Items from a dataset
============================================================
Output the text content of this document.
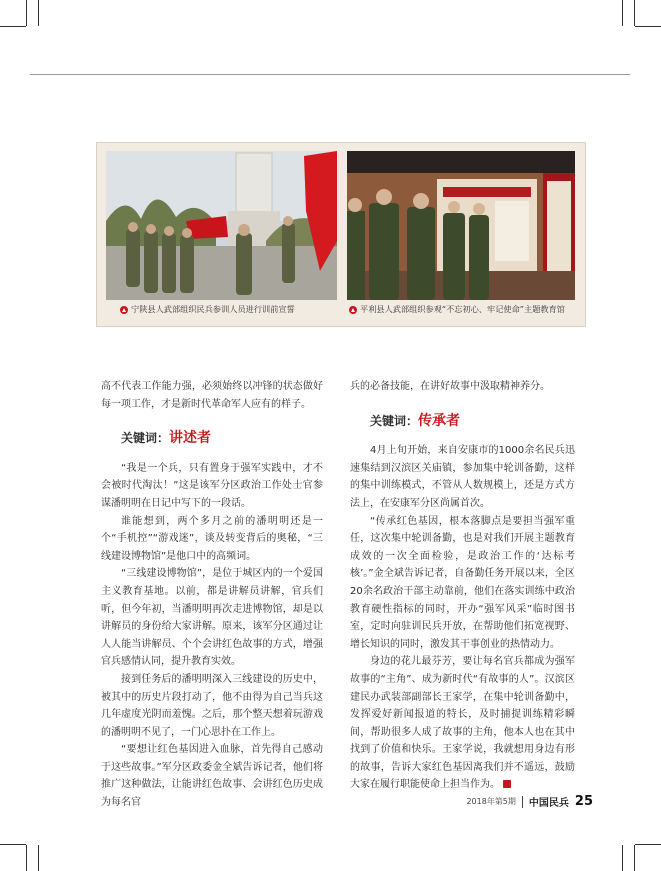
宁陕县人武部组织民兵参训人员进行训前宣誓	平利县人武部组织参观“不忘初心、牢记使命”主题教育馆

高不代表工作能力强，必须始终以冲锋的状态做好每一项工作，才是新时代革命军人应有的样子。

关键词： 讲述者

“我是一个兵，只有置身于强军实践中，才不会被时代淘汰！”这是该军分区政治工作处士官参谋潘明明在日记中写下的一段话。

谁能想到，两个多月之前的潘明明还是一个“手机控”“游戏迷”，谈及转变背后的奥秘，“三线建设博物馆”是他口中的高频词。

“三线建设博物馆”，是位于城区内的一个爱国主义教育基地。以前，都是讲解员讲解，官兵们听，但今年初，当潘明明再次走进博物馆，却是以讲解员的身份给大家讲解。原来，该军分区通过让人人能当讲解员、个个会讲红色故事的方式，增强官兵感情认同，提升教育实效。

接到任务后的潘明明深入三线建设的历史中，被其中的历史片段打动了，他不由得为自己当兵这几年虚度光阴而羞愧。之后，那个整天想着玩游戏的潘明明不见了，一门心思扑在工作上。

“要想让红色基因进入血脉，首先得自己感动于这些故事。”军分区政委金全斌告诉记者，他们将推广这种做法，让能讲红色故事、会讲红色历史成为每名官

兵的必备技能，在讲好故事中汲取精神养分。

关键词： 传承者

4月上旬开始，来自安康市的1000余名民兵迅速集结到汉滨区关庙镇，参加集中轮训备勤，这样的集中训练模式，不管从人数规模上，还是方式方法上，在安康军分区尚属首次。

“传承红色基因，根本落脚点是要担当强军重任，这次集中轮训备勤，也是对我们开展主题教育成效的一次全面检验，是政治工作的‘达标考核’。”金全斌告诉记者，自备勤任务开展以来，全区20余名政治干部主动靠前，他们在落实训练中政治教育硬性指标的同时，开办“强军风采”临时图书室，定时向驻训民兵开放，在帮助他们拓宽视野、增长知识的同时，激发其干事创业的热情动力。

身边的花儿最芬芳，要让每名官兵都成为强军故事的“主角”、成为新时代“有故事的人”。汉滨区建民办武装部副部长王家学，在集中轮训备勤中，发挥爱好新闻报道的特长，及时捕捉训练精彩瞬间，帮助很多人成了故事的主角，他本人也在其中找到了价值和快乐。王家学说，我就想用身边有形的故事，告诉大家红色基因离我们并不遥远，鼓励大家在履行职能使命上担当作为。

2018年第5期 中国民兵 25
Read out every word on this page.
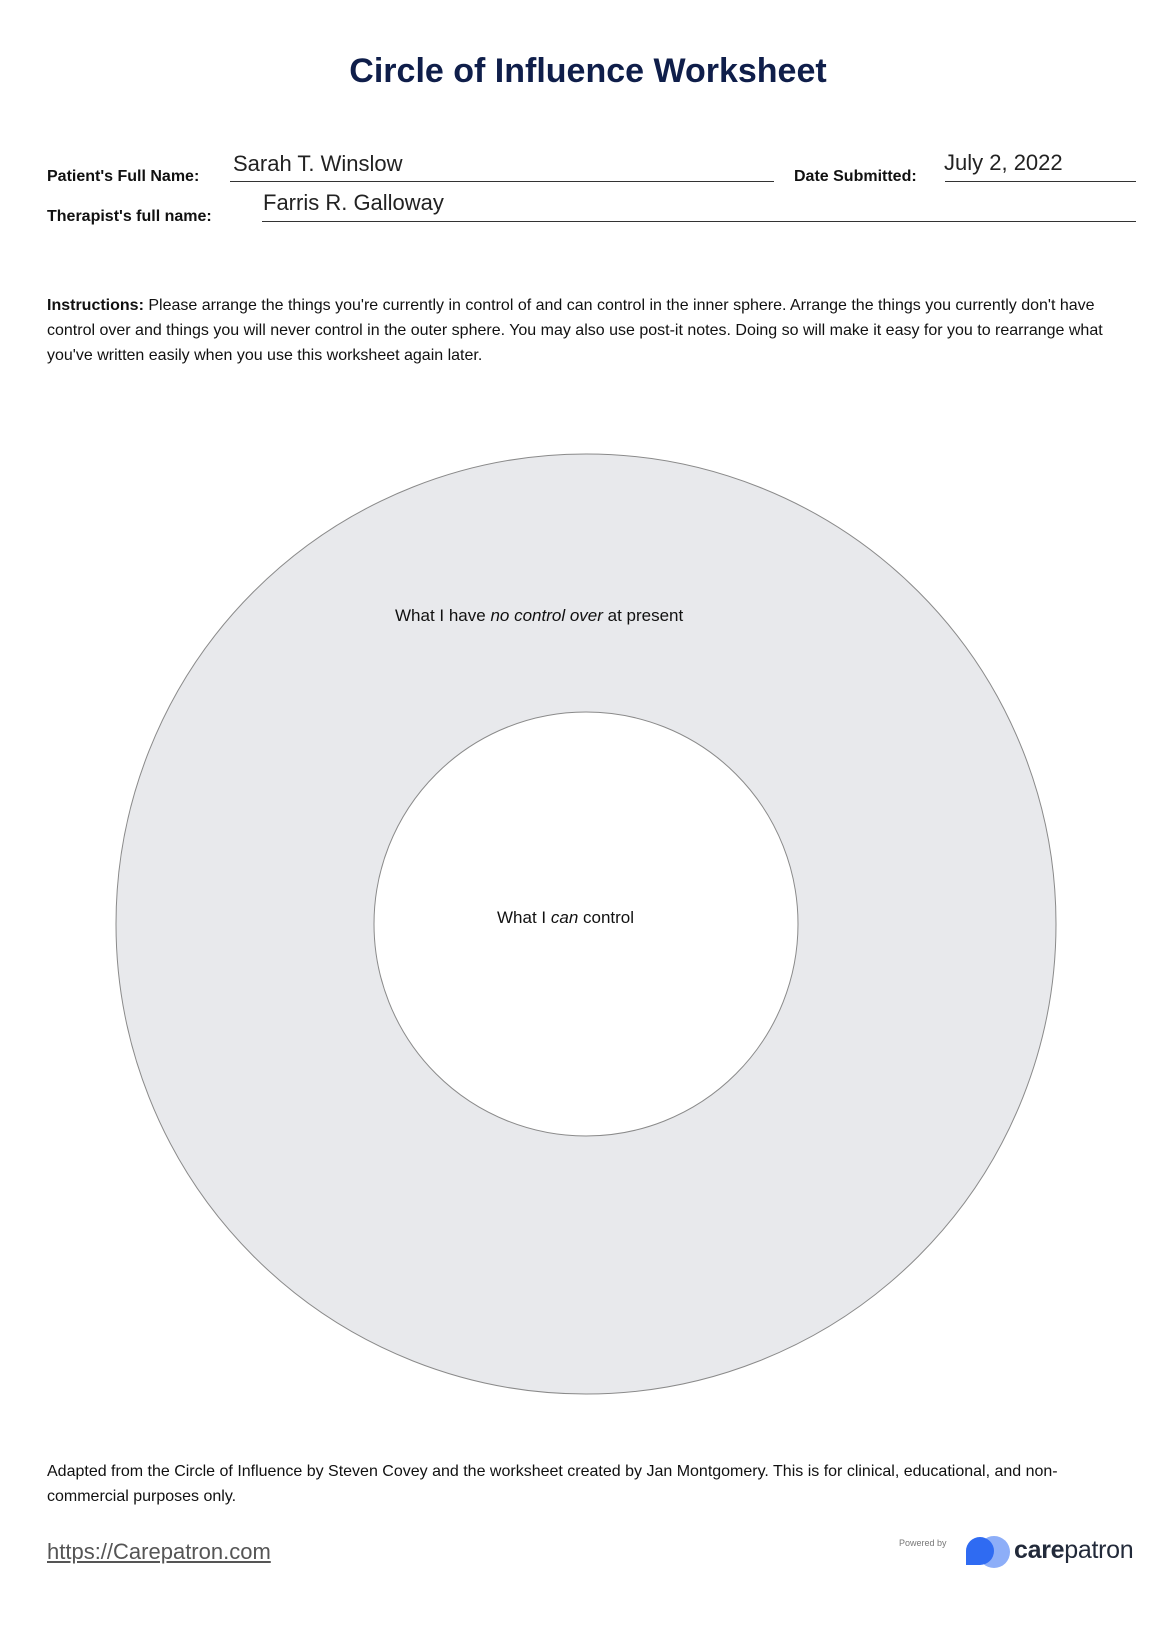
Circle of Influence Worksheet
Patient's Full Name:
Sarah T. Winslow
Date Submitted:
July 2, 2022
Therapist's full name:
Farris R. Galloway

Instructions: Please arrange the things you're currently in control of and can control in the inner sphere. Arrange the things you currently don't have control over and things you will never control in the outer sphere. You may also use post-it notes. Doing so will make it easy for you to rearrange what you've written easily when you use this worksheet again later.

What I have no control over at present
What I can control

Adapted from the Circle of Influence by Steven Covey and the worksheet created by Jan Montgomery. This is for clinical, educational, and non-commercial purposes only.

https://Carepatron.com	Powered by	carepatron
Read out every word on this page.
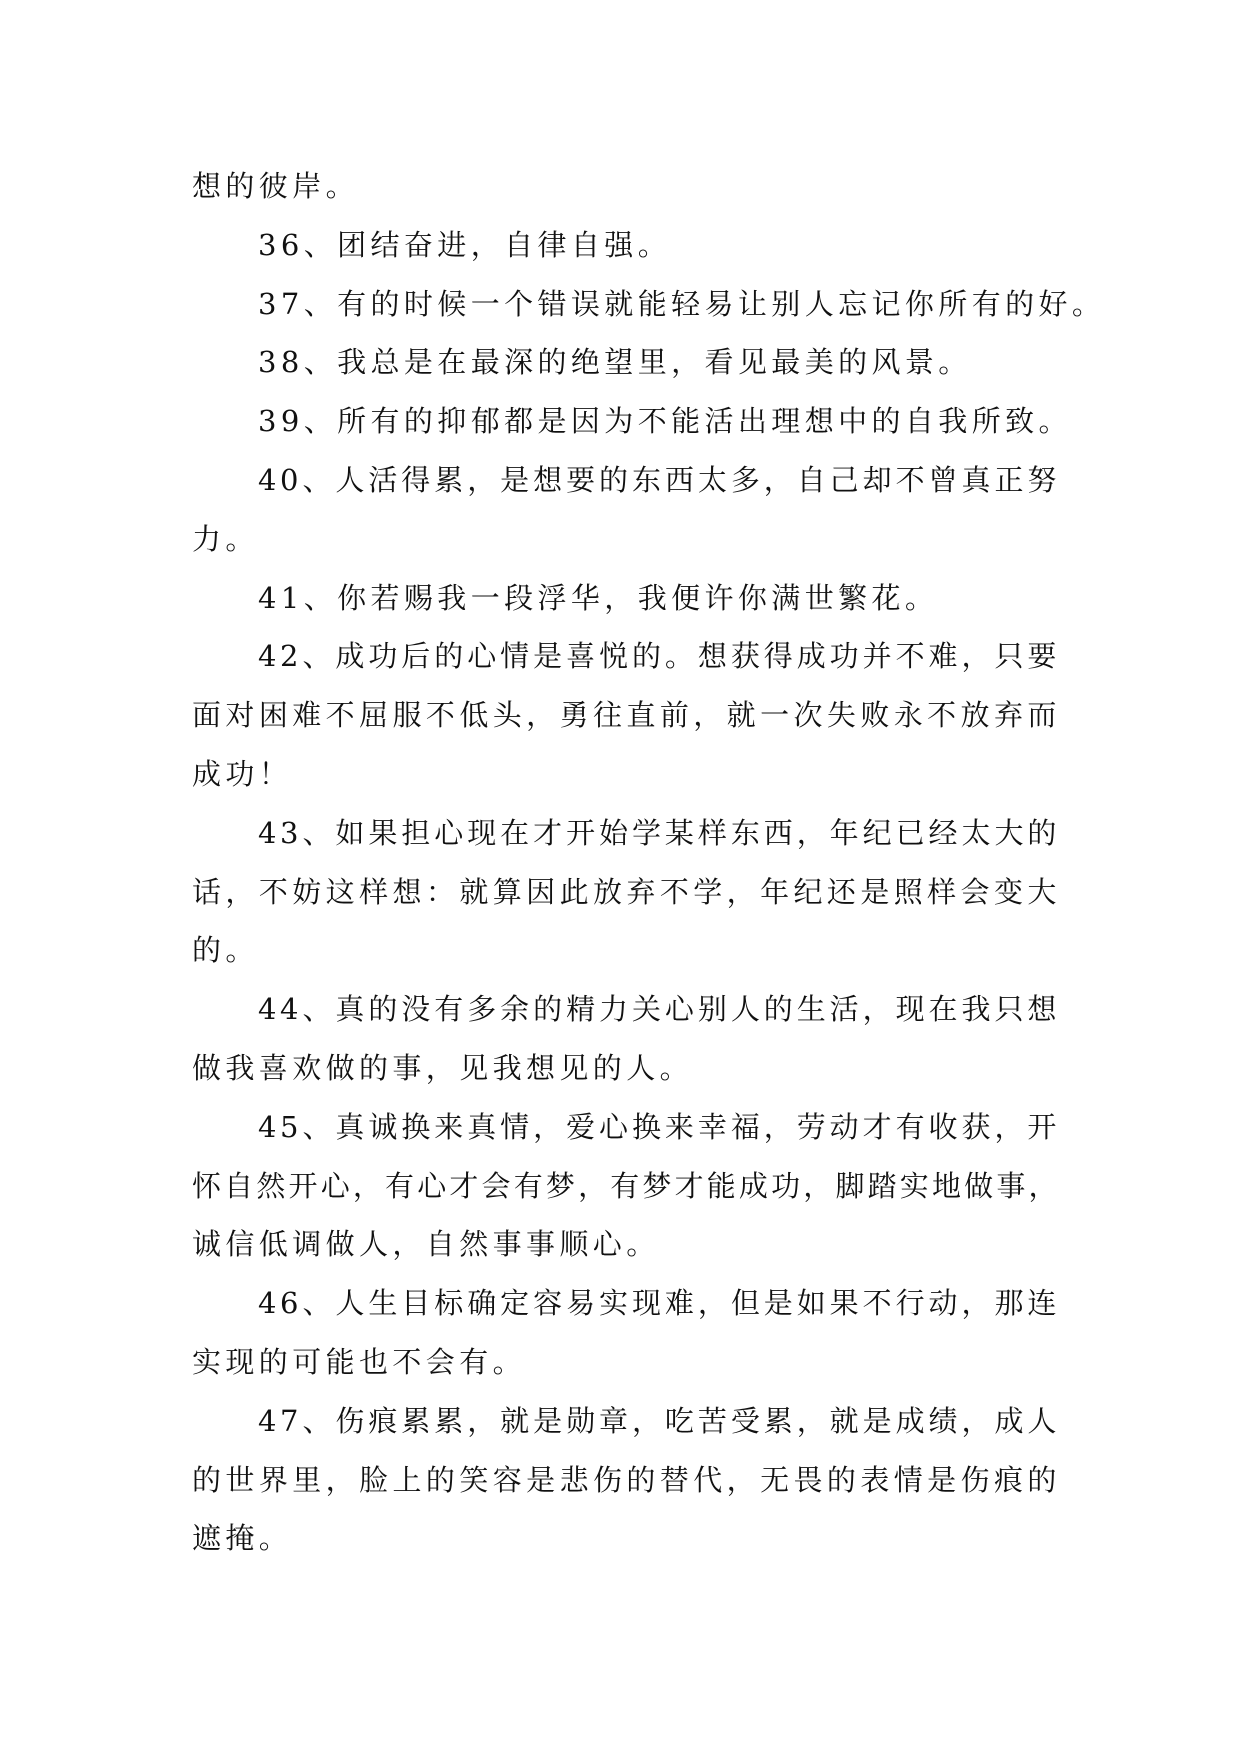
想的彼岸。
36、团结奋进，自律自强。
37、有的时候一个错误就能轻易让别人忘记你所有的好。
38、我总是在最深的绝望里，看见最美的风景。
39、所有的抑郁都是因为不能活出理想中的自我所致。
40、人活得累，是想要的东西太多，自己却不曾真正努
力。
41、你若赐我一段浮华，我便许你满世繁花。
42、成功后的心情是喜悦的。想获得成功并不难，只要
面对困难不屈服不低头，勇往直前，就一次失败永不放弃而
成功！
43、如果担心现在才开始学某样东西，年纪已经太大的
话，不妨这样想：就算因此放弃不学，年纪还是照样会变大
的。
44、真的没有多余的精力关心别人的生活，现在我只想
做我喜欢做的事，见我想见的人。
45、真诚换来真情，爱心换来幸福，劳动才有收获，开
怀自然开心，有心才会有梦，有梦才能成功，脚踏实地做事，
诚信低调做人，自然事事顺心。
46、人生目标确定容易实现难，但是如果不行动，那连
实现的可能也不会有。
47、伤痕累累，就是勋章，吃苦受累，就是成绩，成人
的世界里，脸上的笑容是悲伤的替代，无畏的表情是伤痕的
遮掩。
============================================================
What to produce:
Do not include the images; transcribe the rest of the listing exactly.

Written answer:
Output the text content of this document.
宁陕县人武部组织民兵参训人员进行训前宣誓	平利县人武部组织参观“不忘初心、牢记使命”主题教育馆

高不代表工作能力强，必须始终以冲锋的状态做好每一项工作，才是新时代革命军人应有的样子。

关键词： 讲述者

“我是一个兵，只有置身于强军实践中，才不会被时代淘汰！”这是该军分区政治工作处士官参谋潘明明在日记中写下的一段话。

谁能想到，两个多月之前的潘明明还是一个“手机控”“游戏迷”，谈及转变背后的奥秘，“三线建设博物馆”是他口中的高频词。

“三线建设博物馆”，是位于城区内的一个爱国主义教育基地。以前，都是讲解员讲解，官兵们听，但今年初，当潘明明再次走进博物馆，却是以讲解员的身份给大家讲解。原来，该军分区通过让人人能当讲解员、个个会讲红色故事的方式，增强官兵感情认同，提升教育实效。

接到任务后的潘明明深入三线建设的历史中，被其中的历史片段打动了，他不由得为自己当兵这几年虚度光阴而羞愧。之后，那个整天想着玩游戏的潘明明不见了，一门心思扑在工作上。

“要想让红色基因进入血脉，首先得自己感动于这些故事。”军分区政委金全斌告诉记者，他们将推广这种做法，让能讲红色故事、会讲红色历史成为每名官

兵的必备技能，在讲好故事中汲取精神养分。

关键词： 传承者

4月上旬开始，来自安康市的1000余名民兵迅速集结到汉滨区关庙镇，参加集中轮训备勤，这样的集中训练模式，不管从人数规模上，还是方式方法上，在安康军分区尚属首次。

“传承红色基因，根本落脚点是要担当强军重任，这次集中轮训备勤，也是对我们开展主题教育成效的一次全面检验，是政治工作的‘达标考核’。”金全斌告诉记者，自备勤任务开展以来，全区20余名政治干部主动靠前，他们在落实训练中政治教育硬性指标的同时，开办“强军风采”临时图书室，定时向驻训民兵开放，在帮助他们拓宽视野、增长知识的同时，激发其干事创业的热情动力。

身边的花儿最芬芳，要让每名官兵都成为强军故事的“主角”、成为新时代“有故事的人”。汉滨区建民办武装部副部长王家学，在集中轮训备勤中，发挥爱好新闻报道的特长，及时捕捉训练精彩瞬间，帮助很多人成了故事的主角，他本人也在其中找到了价值和快乐。王家学说，我就想用身边有形的故事，告诉大家红色基因离我们并不遥远，鼓励大家在履行职能使命上担当作为。

2018年第5期 中国民兵 25
Read out every word on this page.
Circle of Influence Worksheet
Patient's Full Name:
Sarah T. Winslow
Date Submitted:
July 2, 2022
Therapist's full name:
Farris R. Galloway

Instructions: Please arrange the things you're currently in control of and can control in the inner sphere. Arrange the things you currently don't have control over and things you will never control in the outer sphere. You may also use post-it notes. Doing so will make it easy for you to rearrange what you've written easily when you use this worksheet again later.

What I have no control over at present
What I can control

Adapted from the Circle of Influence by Steven Covey and the worksheet created by Jan Montgomery. This is for clinical, educational, and non-commercial purposes only.

https://Carepatron.com	Powered by	carepatron
Read out every word on this page.
想的彼岸。
36、团结奋进，自律自强。
37、有的时候一个错误就能轻易让别人忘记你所有的好。
38、我总是在最深的绝望里，看见最美的风景。
39、所有的抑郁都是因为不能活出理想中的自我所致。
40、人活得累，是想要的东西太多，自己却不曾真正努
力。
41、你若赐我一段浮华，我便许你满世繁花。
42、成功后的心情是喜悦的。想获得成功并不难，只要
面对困难不屈服不低头，勇往直前，就一次失败永不放弃而
成功！
43、如果担心现在才开始学某样东西，年纪已经太大的
话，不妨这样想：就算因此放弃不学，年纪还是照样会变大
的。
44、真的没有多余的精力关心别人的生活，现在我只想
做我喜欢做的事，见我想见的人。
45、真诚换来真情，爱心换来幸福，劳动才有收获，开
怀自然开心，有心才会有梦，有梦才能成功，脚踏实地做事，
诚信低调做人，自然事事顺心。
46、人生目标确定容易实现难，但是如果不行动，那连
实现的可能也不会有。
47、伤痕累累，就是勋章，吃苦受累，就是成绩，成人
的世界里，脸上的笑容是悲伤的替代，无畏的表情是伤痕的
遮掩。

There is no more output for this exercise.